A network of adoptive families, birth families, and adoption professionals which exists to improve the lives of children and others touched by adoption through support and education. UFA is actively engaged in community outreach and advocacy to raise awareness of adoption as a loving option.

Monday, January 21, 2013

Adoption Myths Busted, Part 3

image by Stuart Miles
This is the third in our series of common misconceptions about adoption. Don't miss the introduction & the first and second myths in the series.

X "People who choose adoption are very young, have drug problems, are very poor, and have unstable lifestyles."

I wish this were true but as a result of these instabilities, such women generally lack the clarity and presence of mind to choose adoption. On the contrary, I've seen who've chosen adoption are conscientious, selfless, responsible people who, for those qualities, would make the best parents. In fact, by putting their child's needs above their own, that's just what they're being.
◆ ◆ ◆ ◆ ◆
# What you will do:
a) What date appears on the adoption myths post above?
b) Return the rows below exactly, starting with the row that contains "chevron-right-icon[interactable] [271, 153, 281, 167]" and going on through the row that contains "end-time-label: End: [1555, 222, 1584, 238]".

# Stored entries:
◆ ◆ ◆ ◆ ◆
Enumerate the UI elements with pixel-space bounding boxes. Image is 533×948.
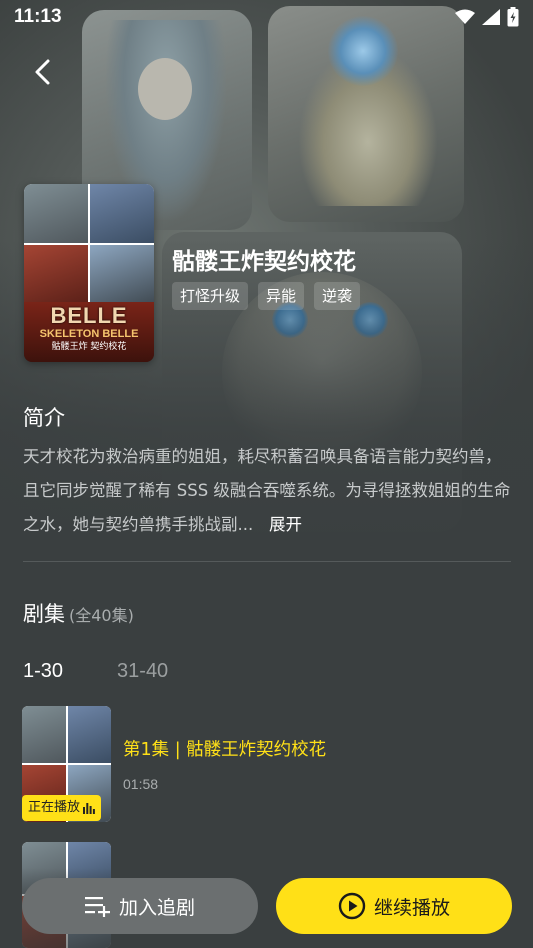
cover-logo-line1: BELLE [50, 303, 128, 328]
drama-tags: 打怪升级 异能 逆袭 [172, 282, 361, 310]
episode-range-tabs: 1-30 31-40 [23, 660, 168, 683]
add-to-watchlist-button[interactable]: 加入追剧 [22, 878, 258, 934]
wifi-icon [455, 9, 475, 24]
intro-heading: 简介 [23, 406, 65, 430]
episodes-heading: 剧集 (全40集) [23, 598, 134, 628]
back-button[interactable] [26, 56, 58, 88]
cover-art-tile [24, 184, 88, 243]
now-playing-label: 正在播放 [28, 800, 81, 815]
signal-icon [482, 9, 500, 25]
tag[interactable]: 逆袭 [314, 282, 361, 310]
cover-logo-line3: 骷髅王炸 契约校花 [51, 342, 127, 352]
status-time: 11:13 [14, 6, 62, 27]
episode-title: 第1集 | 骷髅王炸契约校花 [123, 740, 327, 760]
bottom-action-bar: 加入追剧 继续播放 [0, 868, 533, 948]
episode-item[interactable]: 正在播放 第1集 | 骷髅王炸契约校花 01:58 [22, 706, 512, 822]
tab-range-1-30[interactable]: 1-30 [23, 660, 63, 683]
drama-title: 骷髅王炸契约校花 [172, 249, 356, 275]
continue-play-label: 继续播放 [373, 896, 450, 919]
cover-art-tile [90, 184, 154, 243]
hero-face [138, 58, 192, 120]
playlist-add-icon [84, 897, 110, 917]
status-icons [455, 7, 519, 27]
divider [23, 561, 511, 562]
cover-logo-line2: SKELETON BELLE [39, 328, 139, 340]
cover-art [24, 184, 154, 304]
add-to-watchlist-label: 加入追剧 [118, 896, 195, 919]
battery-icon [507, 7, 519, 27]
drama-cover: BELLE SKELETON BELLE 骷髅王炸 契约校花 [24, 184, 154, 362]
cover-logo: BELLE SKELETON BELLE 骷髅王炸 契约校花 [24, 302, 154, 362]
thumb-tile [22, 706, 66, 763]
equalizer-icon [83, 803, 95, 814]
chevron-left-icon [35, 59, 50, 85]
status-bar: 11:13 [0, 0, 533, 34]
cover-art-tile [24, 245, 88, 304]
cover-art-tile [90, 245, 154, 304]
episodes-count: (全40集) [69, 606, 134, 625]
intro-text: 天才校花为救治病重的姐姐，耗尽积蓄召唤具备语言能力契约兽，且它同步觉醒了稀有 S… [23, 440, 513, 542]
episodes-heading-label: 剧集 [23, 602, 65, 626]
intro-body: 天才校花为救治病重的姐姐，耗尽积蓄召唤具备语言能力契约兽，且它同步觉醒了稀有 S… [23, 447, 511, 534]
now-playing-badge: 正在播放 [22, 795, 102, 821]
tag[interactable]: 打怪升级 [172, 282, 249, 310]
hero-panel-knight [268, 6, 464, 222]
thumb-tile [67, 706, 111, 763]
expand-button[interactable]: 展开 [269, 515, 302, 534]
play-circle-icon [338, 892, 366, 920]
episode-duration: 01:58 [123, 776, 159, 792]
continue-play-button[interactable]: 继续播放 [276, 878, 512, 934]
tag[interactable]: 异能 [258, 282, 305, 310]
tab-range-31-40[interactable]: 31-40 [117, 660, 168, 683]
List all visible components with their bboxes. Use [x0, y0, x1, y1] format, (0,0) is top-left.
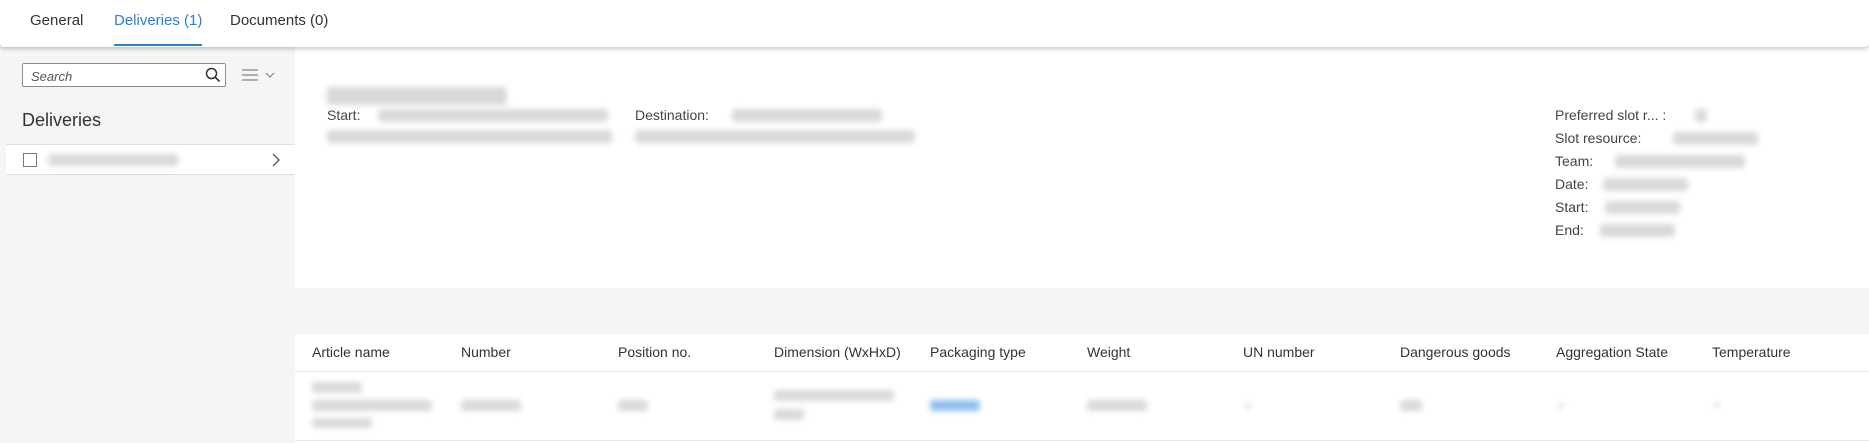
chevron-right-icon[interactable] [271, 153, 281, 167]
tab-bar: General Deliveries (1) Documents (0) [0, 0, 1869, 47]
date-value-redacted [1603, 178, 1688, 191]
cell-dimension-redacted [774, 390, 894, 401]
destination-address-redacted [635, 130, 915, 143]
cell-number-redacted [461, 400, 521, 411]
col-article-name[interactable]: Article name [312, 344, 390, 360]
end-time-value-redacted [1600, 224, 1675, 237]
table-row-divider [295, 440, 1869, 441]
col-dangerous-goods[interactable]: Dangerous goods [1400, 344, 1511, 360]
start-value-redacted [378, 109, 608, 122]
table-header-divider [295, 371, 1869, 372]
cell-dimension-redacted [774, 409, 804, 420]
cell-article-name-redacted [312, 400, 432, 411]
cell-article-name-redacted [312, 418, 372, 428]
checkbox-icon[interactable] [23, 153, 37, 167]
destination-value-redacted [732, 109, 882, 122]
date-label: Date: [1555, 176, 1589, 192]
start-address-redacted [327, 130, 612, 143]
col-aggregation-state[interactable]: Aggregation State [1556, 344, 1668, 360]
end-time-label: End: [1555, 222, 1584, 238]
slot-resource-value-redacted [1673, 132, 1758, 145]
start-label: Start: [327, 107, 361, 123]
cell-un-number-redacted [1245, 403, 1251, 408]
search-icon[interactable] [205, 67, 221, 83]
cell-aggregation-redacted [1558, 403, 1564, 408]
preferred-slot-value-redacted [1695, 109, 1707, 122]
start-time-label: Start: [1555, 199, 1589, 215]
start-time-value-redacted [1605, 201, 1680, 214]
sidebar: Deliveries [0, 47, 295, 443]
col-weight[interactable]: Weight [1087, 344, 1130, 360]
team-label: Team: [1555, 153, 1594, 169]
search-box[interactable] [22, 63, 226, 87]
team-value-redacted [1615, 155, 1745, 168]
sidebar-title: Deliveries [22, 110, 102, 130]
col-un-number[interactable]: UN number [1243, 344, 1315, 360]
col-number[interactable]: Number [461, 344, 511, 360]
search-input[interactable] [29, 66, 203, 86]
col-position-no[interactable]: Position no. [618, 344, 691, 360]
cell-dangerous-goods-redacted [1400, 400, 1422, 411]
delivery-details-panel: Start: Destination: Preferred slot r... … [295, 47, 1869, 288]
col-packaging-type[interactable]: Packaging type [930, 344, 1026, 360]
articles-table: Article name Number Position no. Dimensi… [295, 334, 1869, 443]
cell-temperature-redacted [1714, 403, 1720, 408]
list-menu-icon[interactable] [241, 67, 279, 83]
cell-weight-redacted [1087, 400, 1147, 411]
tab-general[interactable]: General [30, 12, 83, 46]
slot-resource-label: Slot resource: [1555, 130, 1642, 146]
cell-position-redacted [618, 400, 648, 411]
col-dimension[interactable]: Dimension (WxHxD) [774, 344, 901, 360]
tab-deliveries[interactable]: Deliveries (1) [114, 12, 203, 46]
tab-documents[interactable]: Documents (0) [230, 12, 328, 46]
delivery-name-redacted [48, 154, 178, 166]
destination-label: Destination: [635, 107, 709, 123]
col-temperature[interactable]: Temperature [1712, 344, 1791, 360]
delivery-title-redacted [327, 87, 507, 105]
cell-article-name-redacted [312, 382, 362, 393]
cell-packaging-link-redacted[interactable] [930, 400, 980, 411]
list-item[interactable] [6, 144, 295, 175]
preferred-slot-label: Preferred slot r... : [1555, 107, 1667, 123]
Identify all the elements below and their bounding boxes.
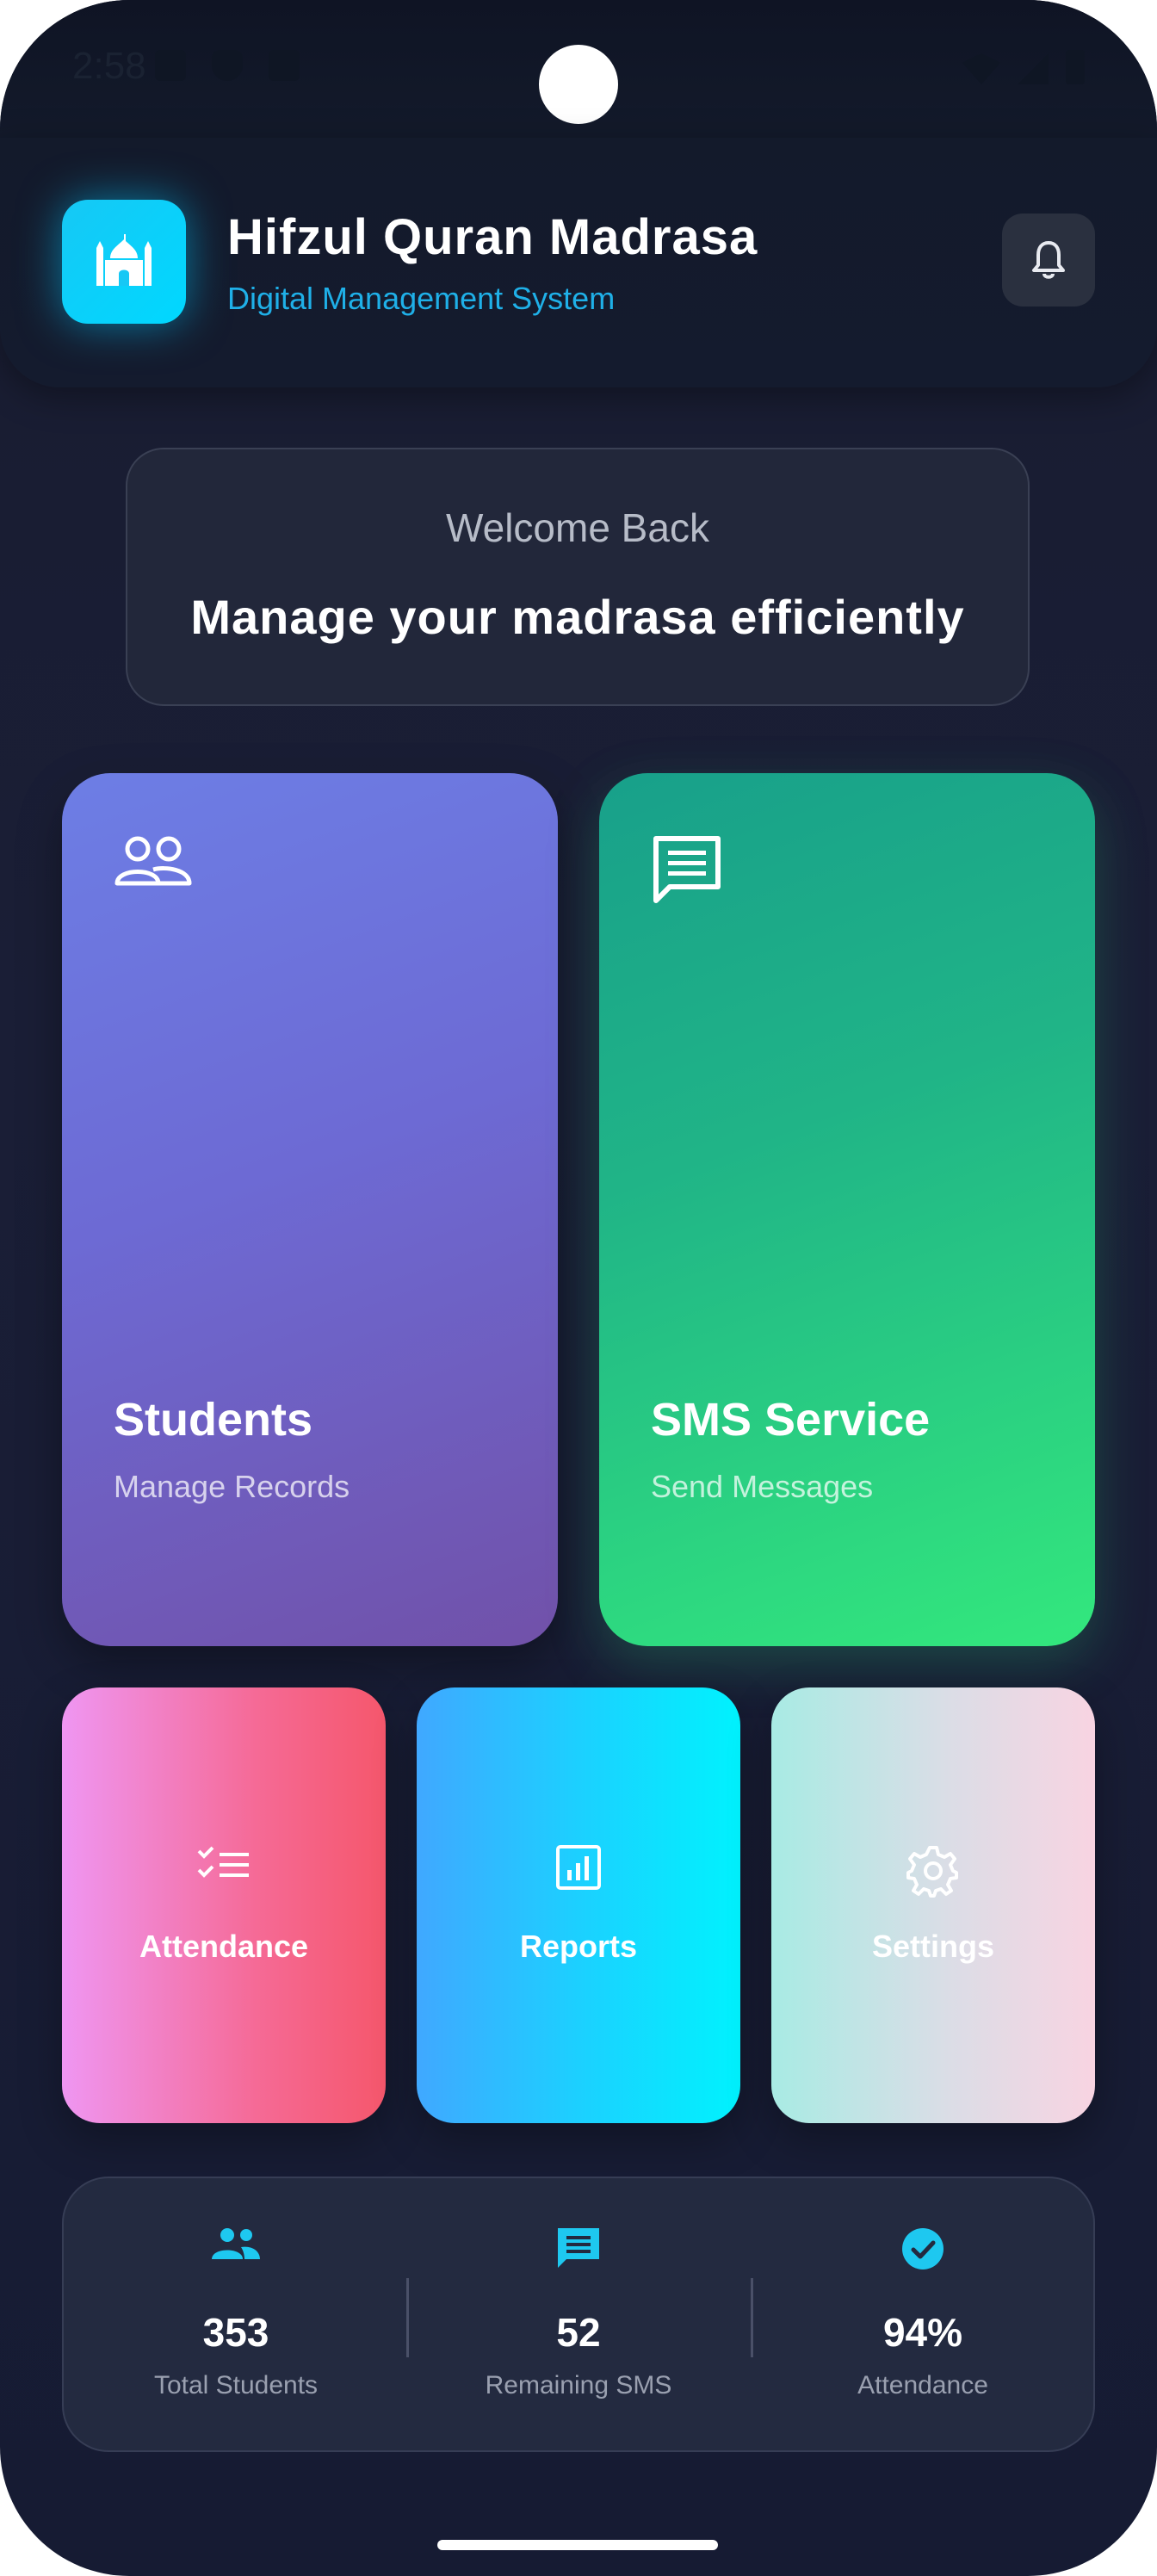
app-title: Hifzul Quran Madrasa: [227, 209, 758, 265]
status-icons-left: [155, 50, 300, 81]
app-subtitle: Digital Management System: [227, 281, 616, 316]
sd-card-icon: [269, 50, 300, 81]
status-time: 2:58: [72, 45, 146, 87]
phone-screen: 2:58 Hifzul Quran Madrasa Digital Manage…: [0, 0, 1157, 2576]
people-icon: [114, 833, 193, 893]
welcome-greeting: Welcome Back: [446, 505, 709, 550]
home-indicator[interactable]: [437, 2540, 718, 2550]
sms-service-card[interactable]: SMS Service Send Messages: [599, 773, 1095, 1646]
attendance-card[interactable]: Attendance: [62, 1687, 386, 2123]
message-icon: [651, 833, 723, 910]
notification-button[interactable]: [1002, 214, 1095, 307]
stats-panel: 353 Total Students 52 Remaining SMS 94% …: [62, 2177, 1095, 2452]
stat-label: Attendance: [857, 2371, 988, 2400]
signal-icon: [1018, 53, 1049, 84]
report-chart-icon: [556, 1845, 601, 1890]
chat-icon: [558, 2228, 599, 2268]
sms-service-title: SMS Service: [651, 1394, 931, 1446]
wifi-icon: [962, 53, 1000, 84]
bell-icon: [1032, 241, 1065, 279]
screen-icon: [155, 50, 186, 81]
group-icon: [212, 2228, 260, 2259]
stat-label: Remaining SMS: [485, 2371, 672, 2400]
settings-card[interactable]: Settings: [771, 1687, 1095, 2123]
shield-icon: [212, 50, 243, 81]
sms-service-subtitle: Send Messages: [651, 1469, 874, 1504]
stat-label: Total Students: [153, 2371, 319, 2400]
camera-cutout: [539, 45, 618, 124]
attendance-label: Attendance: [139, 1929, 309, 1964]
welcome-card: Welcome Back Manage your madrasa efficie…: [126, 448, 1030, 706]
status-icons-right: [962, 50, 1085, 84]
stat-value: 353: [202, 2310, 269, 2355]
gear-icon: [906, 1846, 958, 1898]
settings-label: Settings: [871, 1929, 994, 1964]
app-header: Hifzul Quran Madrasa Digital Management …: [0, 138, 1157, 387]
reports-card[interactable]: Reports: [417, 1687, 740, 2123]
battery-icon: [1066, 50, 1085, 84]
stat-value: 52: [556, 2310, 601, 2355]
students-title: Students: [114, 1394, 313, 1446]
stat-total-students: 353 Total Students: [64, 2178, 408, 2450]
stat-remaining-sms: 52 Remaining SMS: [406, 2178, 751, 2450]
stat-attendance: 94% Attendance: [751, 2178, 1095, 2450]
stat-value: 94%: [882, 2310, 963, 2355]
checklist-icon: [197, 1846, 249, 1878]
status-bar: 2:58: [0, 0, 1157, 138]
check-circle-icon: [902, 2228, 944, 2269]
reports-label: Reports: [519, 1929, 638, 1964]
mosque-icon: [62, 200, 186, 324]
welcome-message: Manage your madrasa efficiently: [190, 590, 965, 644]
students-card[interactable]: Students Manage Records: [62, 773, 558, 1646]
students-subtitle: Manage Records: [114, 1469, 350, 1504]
◆ ◆ ◆ ◆ ◆
# Problem solutions:
a) Monday, January 21, 2013

b)
chevron-right-icon[interactable] [271, 153, 281, 167]
tab-bar: General Deliveries (1) Documents (0) [0, 0, 1869, 47]
date-value-redacted [1603, 178, 1688, 191]
cell-dimension-redacted [774, 390, 894, 401]
destination-address-redacted [635, 130, 915, 143]
cell-number-redacted [461, 400, 521, 411]
col-article-name[interactable]: Article name [312, 344, 390, 360]
end-time-value-redacted [1600, 224, 1675, 237]
table-row-divider [295, 440, 1869, 441]
col-dangerous-goods[interactable]: Dangerous goods [1400, 344, 1511, 360]
start-value-redacted [378, 109, 608, 122]
table-header-divider [295, 371, 1869, 372]
cell-dimension-redacted [774, 409, 804, 420]
cell-article-name-redacted [312, 400, 432, 411]
cell-article-name-redacted [312, 418, 372, 428]
checkbox-icon[interactable] [23, 153, 37, 167]
destination-value-redacted [732, 109, 882, 122]
date-label: Date: [1555, 176, 1589, 192]
start-address-redacted [327, 130, 612, 143]
col-aggregation-state[interactable]: Aggregation State [1556, 344, 1668, 360]
end-time-label: End: [1555, 222, 1584, 238]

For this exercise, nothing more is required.